* Exercise objective *
Your copy of the material must match it exactly, except that pictures are dropped.

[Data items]
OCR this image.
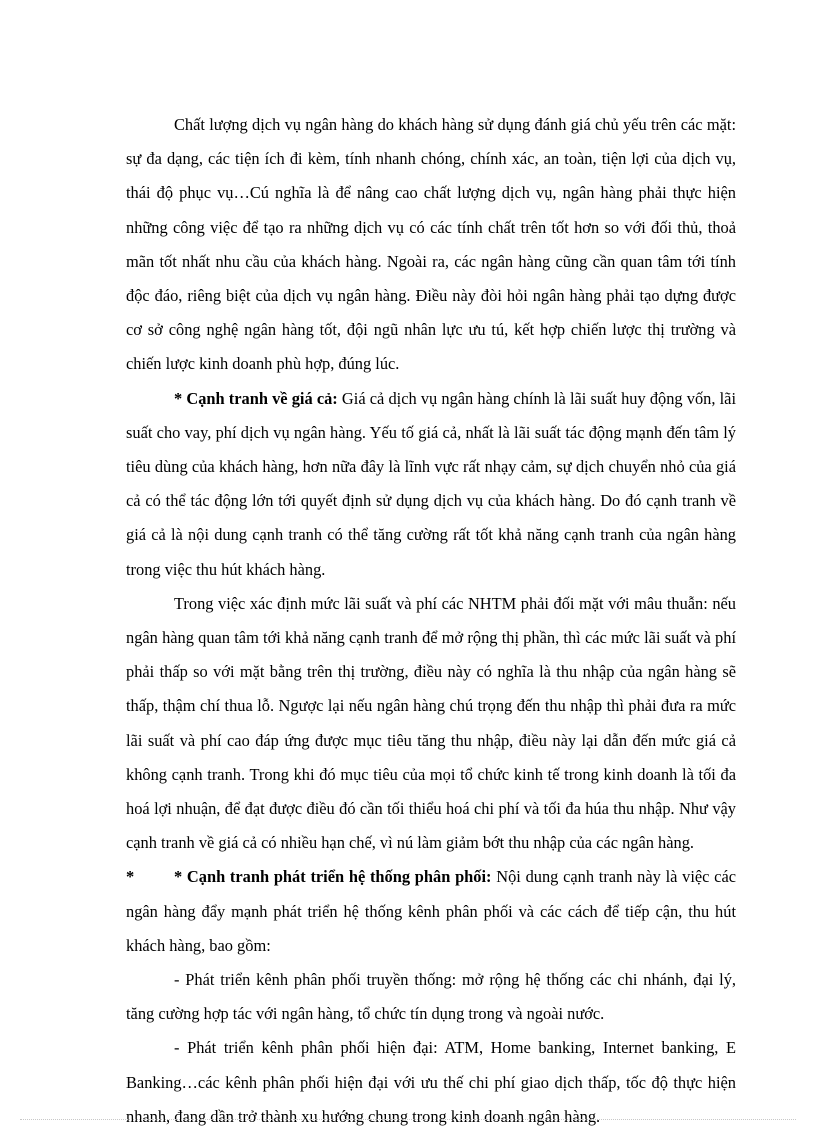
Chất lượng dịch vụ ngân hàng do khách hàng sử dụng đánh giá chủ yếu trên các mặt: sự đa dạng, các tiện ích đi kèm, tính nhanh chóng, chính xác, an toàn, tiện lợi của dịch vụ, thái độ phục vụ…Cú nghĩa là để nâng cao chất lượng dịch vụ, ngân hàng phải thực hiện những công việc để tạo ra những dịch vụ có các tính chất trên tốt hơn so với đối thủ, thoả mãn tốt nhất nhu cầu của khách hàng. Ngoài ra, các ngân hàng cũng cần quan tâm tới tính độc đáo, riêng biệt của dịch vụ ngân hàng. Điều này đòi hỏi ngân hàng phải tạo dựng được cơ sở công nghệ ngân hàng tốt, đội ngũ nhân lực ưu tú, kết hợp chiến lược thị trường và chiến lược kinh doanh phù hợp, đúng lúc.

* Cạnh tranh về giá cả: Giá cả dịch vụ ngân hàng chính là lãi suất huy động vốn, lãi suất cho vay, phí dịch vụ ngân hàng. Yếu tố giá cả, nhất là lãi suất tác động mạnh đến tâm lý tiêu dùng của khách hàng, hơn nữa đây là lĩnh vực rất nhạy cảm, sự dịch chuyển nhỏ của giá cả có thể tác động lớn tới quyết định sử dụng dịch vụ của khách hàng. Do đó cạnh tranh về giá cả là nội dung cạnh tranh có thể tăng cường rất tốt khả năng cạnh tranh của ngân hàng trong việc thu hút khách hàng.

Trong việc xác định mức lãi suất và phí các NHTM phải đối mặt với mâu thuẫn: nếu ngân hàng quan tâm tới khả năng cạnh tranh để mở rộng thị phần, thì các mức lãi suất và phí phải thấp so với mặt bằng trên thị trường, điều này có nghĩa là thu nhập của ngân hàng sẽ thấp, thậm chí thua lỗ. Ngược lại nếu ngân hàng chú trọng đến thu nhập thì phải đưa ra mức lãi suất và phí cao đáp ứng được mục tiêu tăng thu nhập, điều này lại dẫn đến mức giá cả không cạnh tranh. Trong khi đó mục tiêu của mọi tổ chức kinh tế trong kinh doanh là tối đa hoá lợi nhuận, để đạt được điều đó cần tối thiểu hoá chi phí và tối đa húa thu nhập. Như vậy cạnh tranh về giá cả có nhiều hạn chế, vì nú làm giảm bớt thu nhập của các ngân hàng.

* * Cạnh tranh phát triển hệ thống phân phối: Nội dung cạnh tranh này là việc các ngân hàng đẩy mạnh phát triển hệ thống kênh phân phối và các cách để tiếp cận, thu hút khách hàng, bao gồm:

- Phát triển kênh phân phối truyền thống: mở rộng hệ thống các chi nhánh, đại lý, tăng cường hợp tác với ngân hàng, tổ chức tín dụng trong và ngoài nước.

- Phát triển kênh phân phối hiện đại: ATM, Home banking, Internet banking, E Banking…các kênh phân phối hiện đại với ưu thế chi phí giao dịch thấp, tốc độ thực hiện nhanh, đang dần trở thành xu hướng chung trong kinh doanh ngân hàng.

* Finished answer *
OCR this image.
Chất lượng dịch vụ ngân hàng do khách hàng sử dụng đánh giá chủ yếu trên các mặt: sự đa dạng, các tiện ích đi kèm, tính nhanh chóng, chính xác, an toàn, tiện lợi của dịch vụ, thái độ phục vụ…Cú nghĩa là để nâng cao chất lượng dịch vụ, ngân hàng phải thực hiện những công việc để tạo ra những dịch vụ có các tính chất trên tốt hơn so với đối thủ, thoả mãn tốt nhất nhu cầu của khách hàng. Ngoài ra, các ngân hàng cũng cần quan tâm tới tính độc đáo, riêng biệt của dịch vụ ngân hàng. Điều này đòi hỏi ngân hàng phải tạo dựng được cơ sở công nghệ ngân hàng tốt, đội ngũ nhân lực ưu tú, kết hợp chiến lược thị trường và chiến lược kinh doanh phù hợp, đúng lúc.

* Cạnh tranh về giá cả: Giá cả dịch vụ ngân hàng chính là lãi suất huy động vốn, lãi suất cho vay, phí dịch vụ ngân hàng. Yếu tố giá cả, nhất là lãi suất tác động mạnh đến tâm lý tiêu dùng của khách hàng, hơn nữa đây là lĩnh vực rất nhạy cảm, sự dịch chuyển nhỏ của giá cả có thể tác động lớn tới quyết định sử dụng dịch vụ của khách hàng. Do đó cạnh tranh về giá cả là nội dung cạnh tranh có thể tăng cường rất tốt khả năng cạnh tranh của ngân hàng trong việc thu hút khách hàng.

Trong việc xác định mức lãi suất và phí các NHTM phải đối mặt với mâu thuẫn: nếu ngân hàng quan tâm tới khả năng cạnh tranh để mở rộng thị phần, thì các mức lãi suất và phí phải thấp so với mặt bằng trên thị trường, điều này có nghĩa là thu nhập của ngân hàng sẽ thấp, thậm chí thua lỗ. Ngược lại nếu ngân hàng chú trọng đến thu nhập thì phải đưa ra mức lãi suất và phí cao đáp ứng được mục tiêu tăng thu nhập, điều này lại dẫn đến mức giá cả không cạnh tranh. Trong khi đó mục tiêu của mọi tổ chức kinh tế trong kinh doanh là tối đa hoá lợi nhuận, để đạt được điều đó cần tối thiểu hoá chi phí và tối đa húa thu nhập. Như vậy cạnh tranh về giá cả có nhiều hạn chế, vì nú làm giảm bớt thu nhập của các ngân hàng.

* * Cạnh tranh phát triển hệ thống phân phối: Nội dung cạnh tranh này là việc các ngân hàng đẩy mạnh phát triển hệ thống kênh phân phối và các cách để tiếp cận, thu hút khách hàng, bao gồm:

- Phát triển kênh phân phối truyền thống: mở rộng hệ thống các chi nhánh, đại lý, tăng cường hợp tác với ngân hàng, tổ chức tín dụng trong và ngoài nước.

- Phát triển kênh phân phối hiện đại: ATM, Home banking, Internet banking, E Banking…các kênh phân phối hiện đại với ưu thế chi phí giao dịch thấp, tốc độ thực hiện nhanh, đang dần trở thành xu hướng chung trong kinh doanh ngân hàng.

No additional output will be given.